**TASK DETAILS**
Write out all records as given; omit images.

**ENTRIES SUPPLIED**
═══

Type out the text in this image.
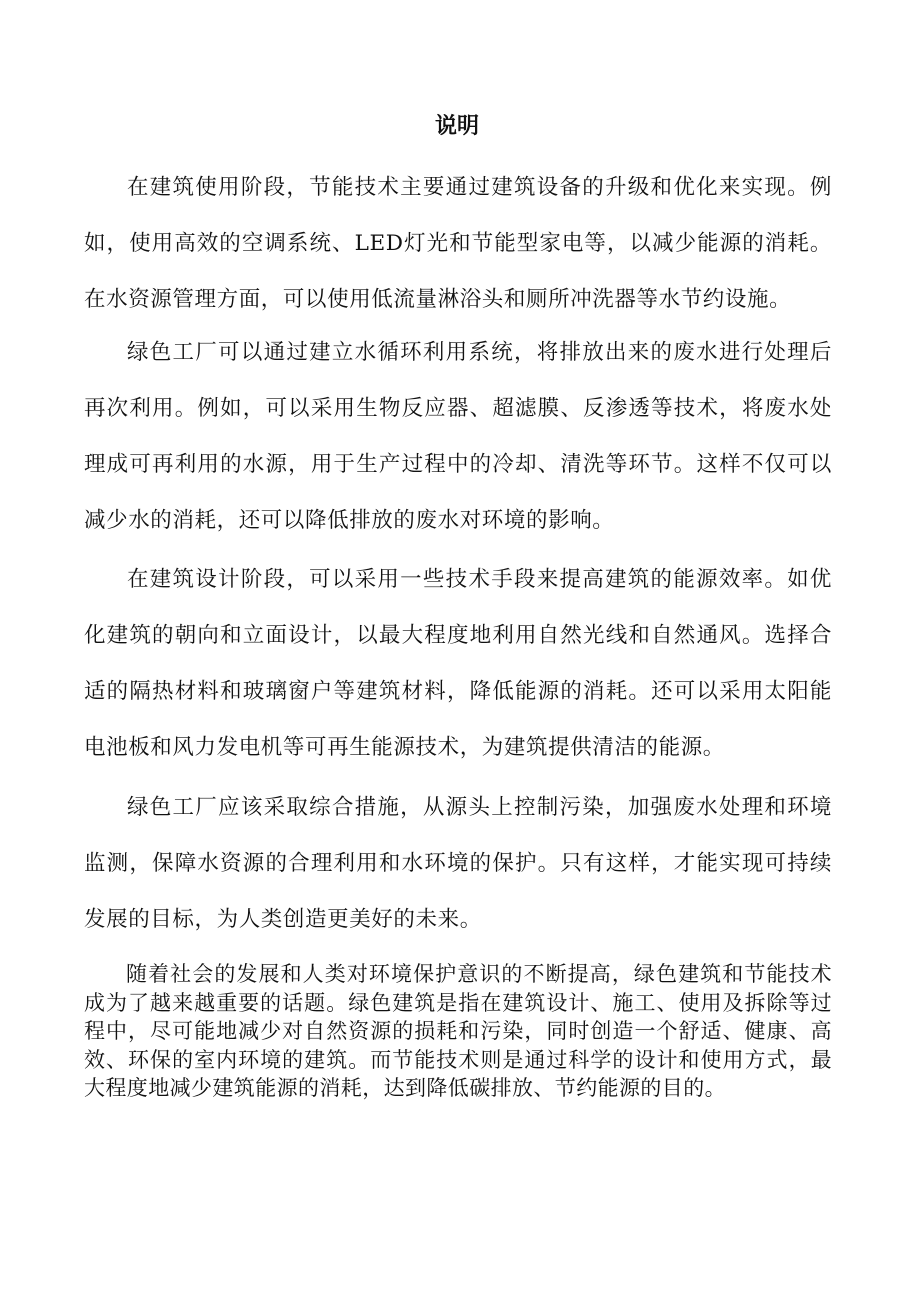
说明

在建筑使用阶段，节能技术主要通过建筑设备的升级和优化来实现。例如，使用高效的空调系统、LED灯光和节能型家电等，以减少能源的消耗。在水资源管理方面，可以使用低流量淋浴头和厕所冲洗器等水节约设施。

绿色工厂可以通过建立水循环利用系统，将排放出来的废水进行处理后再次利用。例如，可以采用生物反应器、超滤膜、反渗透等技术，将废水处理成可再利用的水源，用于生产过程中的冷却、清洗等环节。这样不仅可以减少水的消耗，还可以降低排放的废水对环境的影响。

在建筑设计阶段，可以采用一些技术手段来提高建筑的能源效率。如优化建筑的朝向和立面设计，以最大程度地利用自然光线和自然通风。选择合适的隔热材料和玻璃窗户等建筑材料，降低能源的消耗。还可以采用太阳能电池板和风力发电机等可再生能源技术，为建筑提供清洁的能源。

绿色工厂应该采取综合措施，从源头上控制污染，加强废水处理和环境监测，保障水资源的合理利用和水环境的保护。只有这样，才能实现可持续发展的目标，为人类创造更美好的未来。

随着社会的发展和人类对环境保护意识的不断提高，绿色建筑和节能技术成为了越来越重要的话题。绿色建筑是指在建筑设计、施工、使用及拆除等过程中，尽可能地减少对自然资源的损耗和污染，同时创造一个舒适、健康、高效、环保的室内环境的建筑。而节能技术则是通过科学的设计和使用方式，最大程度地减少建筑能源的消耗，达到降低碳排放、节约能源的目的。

═══

**WRITTEN SOLUTION**
Type out the text in this image.
说明

在建筑使用阶段，节能技术主要通过建筑设备的升级和优化来实现。例如，使用高效的空调系统、LED灯光和节能型家电等，以减少能源的消耗。在水资源管理方面，可以使用低流量淋浴头和厕所冲洗器等水节约设施。

绿色工厂可以通过建立水循环利用系统，将排放出来的废水进行处理后再次利用。例如，可以采用生物反应器、超滤膜、反渗透等技术，将废水处理成可再利用的水源，用于生产过程中的冷却、清洗等环节。这样不仅可以减少水的消耗，还可以降低排放的废水对环境的影响。

在建筑设计阶段，可以采用一些技术手段来提高建筑的能源效率。如优化建筑的朝向和立面设计，以最大程度地利用自然光线和自然通风。选择合适的隔热材料和玻璃窗户等建筑材料，降低能源的消耗。还可以采用太阳能电池板和风力发电机等可再生能源技术，为建筑提供清洁的能源。

绿色工厂应该采取综合措施，从源头上控制污染，加强废水处理和环境监测，保障水资源的合理利用和水环境的保护。只有这样，才能实现可持续发展的目标，为人类创造更美好的未来。

随着社会的发展和人类对环境保护意识的不断提高，绿色建筑和节能技术成为了越来越重要的话题。绿色建筑是指在建筑设计、施工、使用及拆除等过程中，尽可能地减少对自然资源的损耗和污染，同时创造一个舒适、健康、高效、环保的室内环境的建筑。而节能技术则是通过科学的设计和使用方式，最大程度地减少建筑能源的消耗，达到降低碳排放、节约能源的目的。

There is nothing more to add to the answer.